What is asked. From the entries provided below, copy each line that contains the word "chevron".

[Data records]
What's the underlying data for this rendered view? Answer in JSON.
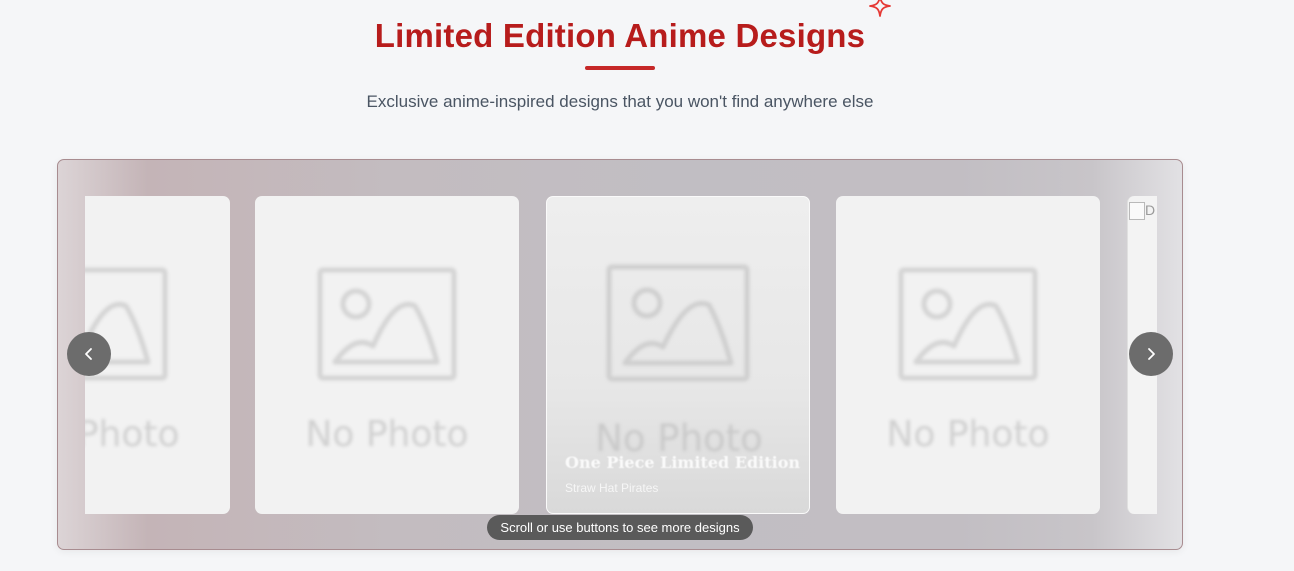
{
  "header": {
    "title": "Limited Edition Anime Designs",
    "subtitle": "Exclusive anime-inspired designs that you won't find anywhere else",
    "accent_color": "#b71c1c",
    "sparkle_icon": "sparkle-icon"
  },
  "carousel": {
    "placeholder_text": "No Photo",
    "partial_placeholder_text": "Photo",
    "featured": {
      "title": "One Piece Limited Edition",
      "subtitle": "Straw Hat Pirates"
    },
    "broken_image_alt": "D",
    "prev_icon": "chevron-left-icon",
    "next_icon": "chevron-right-icon",
    "hint": "Scroll or use buttons to see more designs"
  }
}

Correct output.
    "prev_icon": "chevron-left-icon",
    "next_icon": "chevron-right-icon",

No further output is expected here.